- WHAT NEEDS TO BE DONE -
Report every line in the listing that contains the string "PCIe".

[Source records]
#####

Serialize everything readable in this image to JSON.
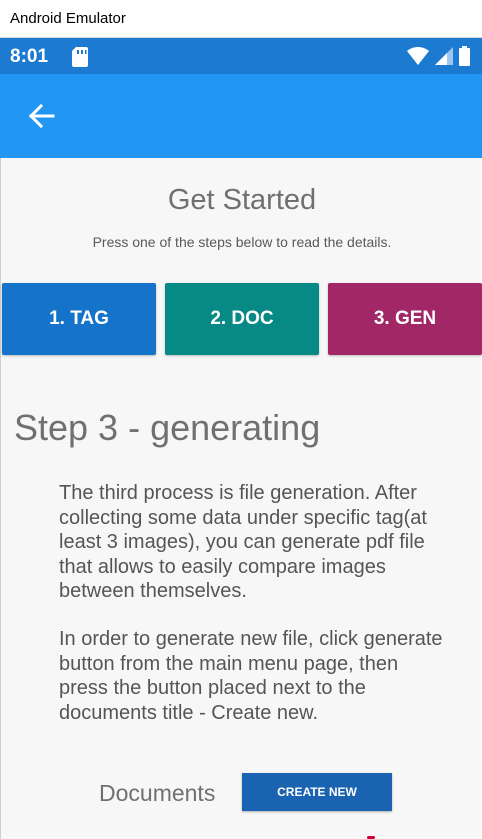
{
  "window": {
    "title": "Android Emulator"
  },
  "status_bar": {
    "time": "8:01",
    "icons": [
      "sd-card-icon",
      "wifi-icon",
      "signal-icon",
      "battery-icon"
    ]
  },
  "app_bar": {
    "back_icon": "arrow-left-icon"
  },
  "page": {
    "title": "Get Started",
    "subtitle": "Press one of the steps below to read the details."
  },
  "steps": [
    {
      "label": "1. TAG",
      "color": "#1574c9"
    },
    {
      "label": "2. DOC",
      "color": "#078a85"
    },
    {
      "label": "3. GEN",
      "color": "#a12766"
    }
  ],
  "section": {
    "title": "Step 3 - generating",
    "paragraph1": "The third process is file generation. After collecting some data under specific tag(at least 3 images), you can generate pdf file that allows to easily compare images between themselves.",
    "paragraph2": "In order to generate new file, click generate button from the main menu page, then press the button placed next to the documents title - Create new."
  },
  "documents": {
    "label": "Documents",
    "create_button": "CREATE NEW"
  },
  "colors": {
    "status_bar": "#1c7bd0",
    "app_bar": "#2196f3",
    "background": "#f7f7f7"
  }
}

#####

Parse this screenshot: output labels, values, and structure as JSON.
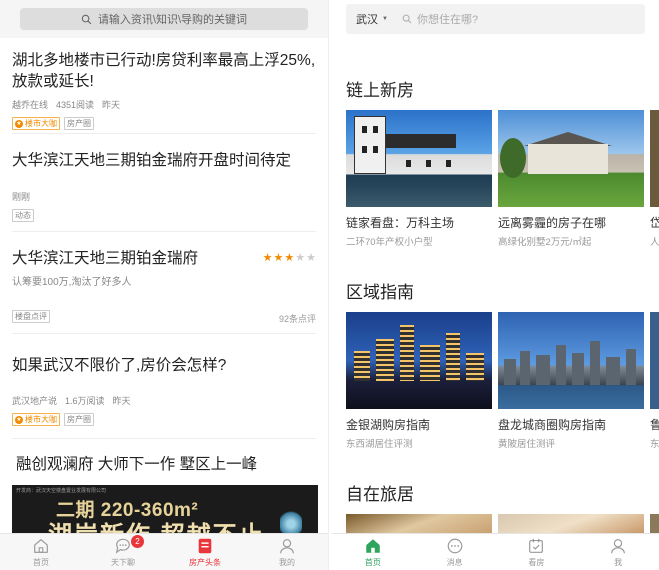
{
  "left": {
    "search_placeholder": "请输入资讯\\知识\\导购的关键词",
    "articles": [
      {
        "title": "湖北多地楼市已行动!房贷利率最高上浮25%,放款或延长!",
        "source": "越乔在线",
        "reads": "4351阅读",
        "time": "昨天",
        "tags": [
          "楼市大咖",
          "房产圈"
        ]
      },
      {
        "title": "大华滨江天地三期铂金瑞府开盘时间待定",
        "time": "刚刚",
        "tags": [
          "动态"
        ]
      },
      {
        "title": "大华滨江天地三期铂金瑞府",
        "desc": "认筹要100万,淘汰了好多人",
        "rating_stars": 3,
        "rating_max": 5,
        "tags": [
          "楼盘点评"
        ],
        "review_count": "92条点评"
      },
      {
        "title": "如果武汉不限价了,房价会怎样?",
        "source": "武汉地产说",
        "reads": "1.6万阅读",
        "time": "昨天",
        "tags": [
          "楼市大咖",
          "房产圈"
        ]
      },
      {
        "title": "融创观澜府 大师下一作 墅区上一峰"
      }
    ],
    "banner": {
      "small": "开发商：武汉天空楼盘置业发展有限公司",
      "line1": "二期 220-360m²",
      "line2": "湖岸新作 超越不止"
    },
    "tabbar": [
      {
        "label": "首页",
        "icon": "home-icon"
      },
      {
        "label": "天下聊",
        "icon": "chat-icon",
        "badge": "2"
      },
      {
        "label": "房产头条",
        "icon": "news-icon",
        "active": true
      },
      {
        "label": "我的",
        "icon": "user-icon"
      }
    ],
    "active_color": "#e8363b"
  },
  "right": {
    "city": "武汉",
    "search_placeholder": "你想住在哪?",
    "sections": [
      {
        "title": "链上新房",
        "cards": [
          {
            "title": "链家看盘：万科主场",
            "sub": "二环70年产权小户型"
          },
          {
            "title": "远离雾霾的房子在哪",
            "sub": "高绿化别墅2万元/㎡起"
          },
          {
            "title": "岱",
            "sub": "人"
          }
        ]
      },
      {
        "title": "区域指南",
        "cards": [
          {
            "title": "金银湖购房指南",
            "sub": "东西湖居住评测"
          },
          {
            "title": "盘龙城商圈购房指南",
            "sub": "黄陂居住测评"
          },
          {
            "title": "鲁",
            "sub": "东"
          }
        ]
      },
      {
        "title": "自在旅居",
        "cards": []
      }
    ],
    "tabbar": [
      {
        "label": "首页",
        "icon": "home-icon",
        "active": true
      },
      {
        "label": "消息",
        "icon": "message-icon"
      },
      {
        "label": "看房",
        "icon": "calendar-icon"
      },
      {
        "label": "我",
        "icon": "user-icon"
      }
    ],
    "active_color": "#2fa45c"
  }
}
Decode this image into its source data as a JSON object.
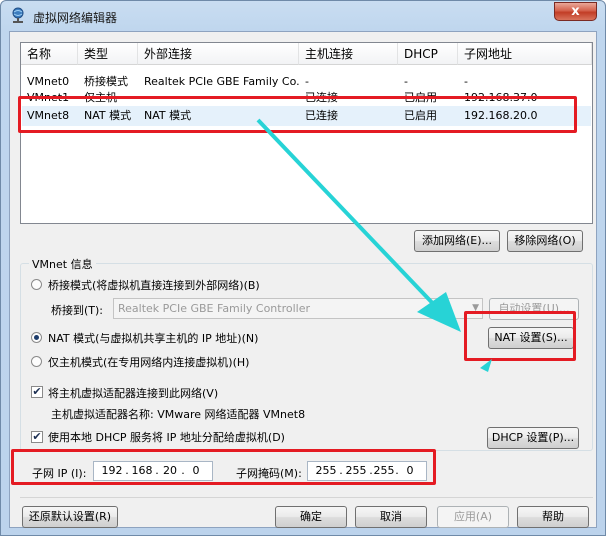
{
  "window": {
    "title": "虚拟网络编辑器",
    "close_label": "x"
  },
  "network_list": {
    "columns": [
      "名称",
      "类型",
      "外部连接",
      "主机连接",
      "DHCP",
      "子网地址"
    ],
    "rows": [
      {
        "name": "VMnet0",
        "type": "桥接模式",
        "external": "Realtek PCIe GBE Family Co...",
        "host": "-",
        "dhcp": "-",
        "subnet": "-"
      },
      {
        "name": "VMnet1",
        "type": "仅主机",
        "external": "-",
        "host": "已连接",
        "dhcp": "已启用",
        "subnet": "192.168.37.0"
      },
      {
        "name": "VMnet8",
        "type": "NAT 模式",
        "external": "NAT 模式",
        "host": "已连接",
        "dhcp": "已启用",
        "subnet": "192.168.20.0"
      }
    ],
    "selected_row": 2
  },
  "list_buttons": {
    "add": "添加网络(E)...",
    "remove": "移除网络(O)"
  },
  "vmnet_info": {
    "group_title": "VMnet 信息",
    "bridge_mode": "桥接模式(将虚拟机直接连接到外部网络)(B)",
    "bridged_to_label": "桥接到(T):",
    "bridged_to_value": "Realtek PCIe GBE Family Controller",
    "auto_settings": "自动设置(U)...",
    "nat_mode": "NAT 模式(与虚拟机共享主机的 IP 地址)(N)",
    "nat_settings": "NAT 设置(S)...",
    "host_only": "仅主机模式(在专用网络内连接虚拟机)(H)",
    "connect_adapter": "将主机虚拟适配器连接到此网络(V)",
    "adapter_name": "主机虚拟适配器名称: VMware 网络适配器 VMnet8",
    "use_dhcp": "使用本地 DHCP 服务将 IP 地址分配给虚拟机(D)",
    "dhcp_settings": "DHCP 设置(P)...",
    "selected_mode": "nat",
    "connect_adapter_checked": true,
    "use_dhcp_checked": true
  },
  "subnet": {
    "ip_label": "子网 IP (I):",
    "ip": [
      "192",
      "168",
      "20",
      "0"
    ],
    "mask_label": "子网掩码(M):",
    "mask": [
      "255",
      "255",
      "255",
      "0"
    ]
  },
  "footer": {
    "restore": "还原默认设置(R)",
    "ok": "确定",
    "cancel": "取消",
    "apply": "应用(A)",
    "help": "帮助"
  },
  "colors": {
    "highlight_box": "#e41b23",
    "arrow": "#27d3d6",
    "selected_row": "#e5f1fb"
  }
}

#####

- RESPONSE TO THE EXERCISE -
        "external": "Realtek PCIe GBE Family Co...",
    "bridged_to_value": "Realtek PCIe GBE Family Controller",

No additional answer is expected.